# WHAT YOU SHOULD DO
Transcribe the listing exactly, leaving out every picture.

# DATASET CONTENT
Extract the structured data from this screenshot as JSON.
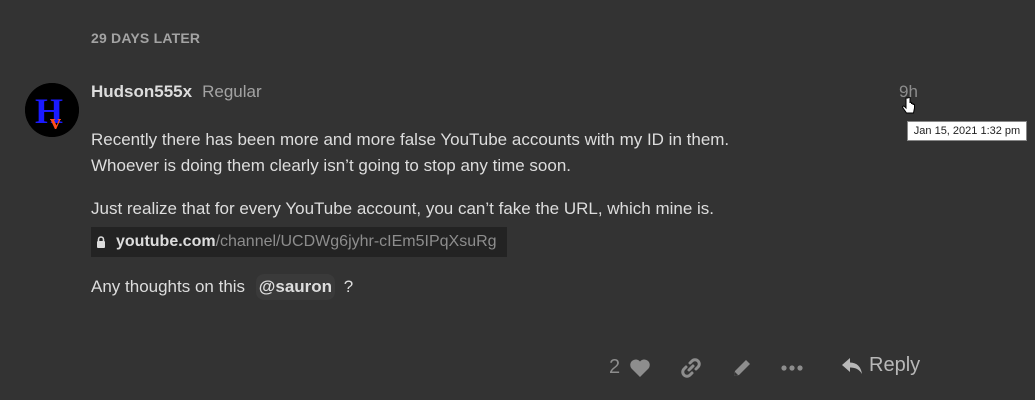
{
  "time_gap": {
    "label": "29 DAYS LATER"
  },
  "post": {
    "username": "Hudson555x",
    "user_title": "Regular",
    "relative_date": "9h",
    "tooltip": "Jan 15, 2021 1:32 pm",
    "paragraphs": [
      "Recently there has been more and more false YouTube accounts with my ID in them.",
      "Whoever is doing them clearly isn’t going to stop any time soon.",
      "Just realize that for every YouTube account, you can’t fake the URL, which mine is."
    ],
    "link": {
      "domain": "youtube.com",
      "path": "/channel/UCDWg6jyhr-cIEm5IPqXsuRg"
    },
    "question": {
      "before": "Any thoughts on this",
      "mention": "@sauron",
      "after": "?"
    }
  },
  "actions": {
    "like_count": "2",
    "reply_label": "Reply",
    "icons": [
      "heart-icon",
      "link-icon",
      "pencil-icon",
      "more-icon",
      "reply-icon"
    ]
  },
  "colors": {
    "background": "#333333",
    "text": "#dddddd",
    "muted": "#a3a3a3",
    "onebox_bg": "#232323"
  }
}
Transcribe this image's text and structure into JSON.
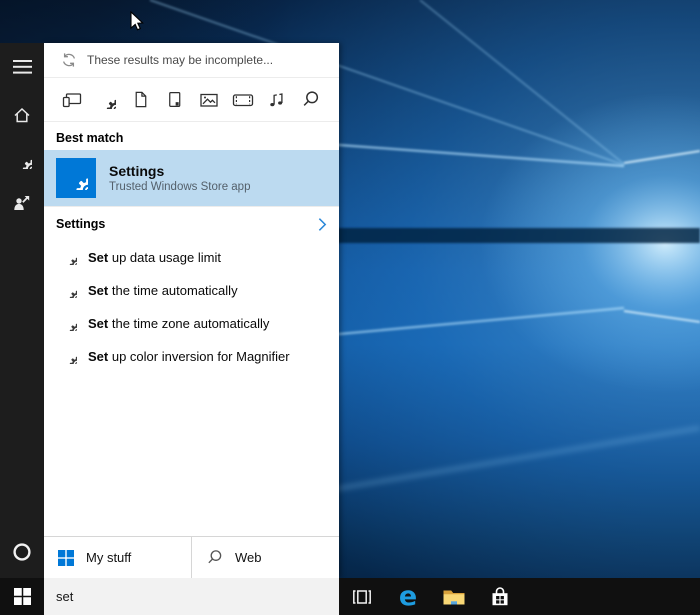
{
  "search_panel": {
    "notice": {
      "text": "These results may be incomplete...",
      "icon": "sync-icon"
    },
    "filter_icons": [
      "apps",
      "settings",
      "documents",
      "folders",
      "photos",
      "videos",
      "music",
      "web"
    ],
    "best_match": {
      "header": "Best match",
      "result": {
        "title": "Settings",
        "subtitle": "Trusted Windows Store app",
        "icon": "settings-gear-tile",
        "tile_color": "#0078d7"
      }
    },
    "category_row": {
      "label": "Settings",
      "chevron": "right"
    },
    "suggestions": [
      {
        "bold": "Set",
        "rest": " up data usage limit"
      },
      {
        "bold": "Set",
        "rest": " the time automatically"
      },
      {
        "bold": "Set",
        "rest": " the time zone automatically"
      },
      {
        "bold": "Set",
        "rest": " up color inversion for Magnifier"
      }
    ],
    "footer": {
      "my_stuff_label": "My stuff",
      "web_label": "Web"
    }
  },
  "sidebar_icons": [
    "hamburger-menu",
    "home",
    "settings",
    "feedback",
    "cortana"
  ],
  "taskbar": {
    "search_value": "set",
    "edge_glyph": "e",
    "icons": [
      "start",
      "task-view",
      "edge",
      "file-explorer",
      "windows-store"
    ]
  },
  "colors": {
    "accent": "#0078d7",
    "highlight_row": "#bcdaf0",
    "chevron": "#2b88d8",
    "sidebar_bg": "#1d1d1d",
    "taskbar_bg": "#101010"
  }
}
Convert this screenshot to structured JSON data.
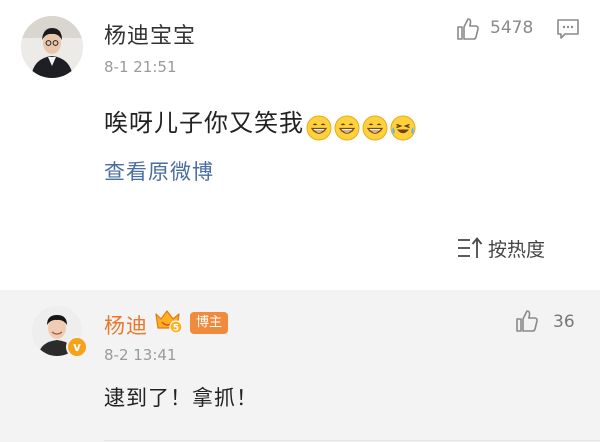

# EXERCISE RESULT
Extract the structured data from this screenshot as JSON.
{
  "time_gap": {
    "label": "29 DAYS LATER"
  },
  "post": {
    "username": "Hudson555x",
    "user_title": "Regular",
    "relative_date": "9h",
    "tooltip": "Jan 15, 2021 1:32 pm",
    "paragraphs": [
      "Recently there has been more and more false YouTube accounts with my ID in them.",
      "Whoever is doing them clearly isn’t going to stop any time soon.",
      "Just realize that for every YouTube account, you can’t fake the URL, which mine is."
    ],
    "link": {
      "domain": "youtube.com",
      "path": "/channel/UCDWg6jyhr-cIEm5IPqXsuRg"
    },
    "question": {
      "before": "Any thoughts on this",
      "mention": "@sauron",
      "after": "?"
    }
  },
  "actions": {
    "like_count": "2",
    "reply_label": "Reply",
    "icons": [
      "heart-icon",
      "link-icon",
      "pencil-icon",
      "more-icon",
      "reply-icon"
    ]
  },
  "colors": {
    "background": "#333333",
    "text": "#dddddd",
    "muted": "#a3a3a3",
    "onebox_bg": "#232323"
  }
}
Transcribe this image's text and structure into JSON.
{
  "search_panel": {
    "notice": {
      "text": "These results may be incomplete...",
      "icon": "sync-icon"
    },
    "filter_icons": [
      "apps",
      "settings",
      "documents",
      "folders",
      "photos",
      "videos",
      "music",
      "web"
    ],
    "best_match": {
      "header": "Best match",
      "result": {
        "title": "Settings",
        "subtitle": "Trusted Windows Store app",
        "icon": "settings-gear-tile",
        "tile_color": "#0078d7"
      }
    },
    "category_row": {
      "label": "Settings",
      "chevron": "right"
    },
    "suggestions": [
      {
        "bold": "Set",
        "rest": " up data usage limit"
      },
      {
        "bold": "Set",
        "rest": " the time automatically"
      },
      {
        "bold": "Set",
        "rest": " the time zone automatically"
      },
      {
        "bold": "Set",
        "rest": " up color inversion for Magnifier"
      }
    ],
    "footer": {
      "my_stuff_label": "My stuff",
      "web_label": "Web"
    }
  },
  "sidebar_icons": [
    "hamburger-menu",
    "home",
    "settings",
    "feedback",
    "cortana"
  ],
  "taskbar": {
    "search_value": "set",
    "edge_glyph": "e",
    "icons": [
      "start",
      "task-view",
      "edge",
      "file-explorer",
      "windows-store"
    ]
  },
  "colors": {
    "accent": "#0078d7",
    "highlight_row": "#bcdaf0",
    "chevron": "#2b88d8",
    "sidebar_bg": "#1d1d1d",
    "taskbar_bg": "#101010"
  }
}
Convert this screenshot to structured JSON data.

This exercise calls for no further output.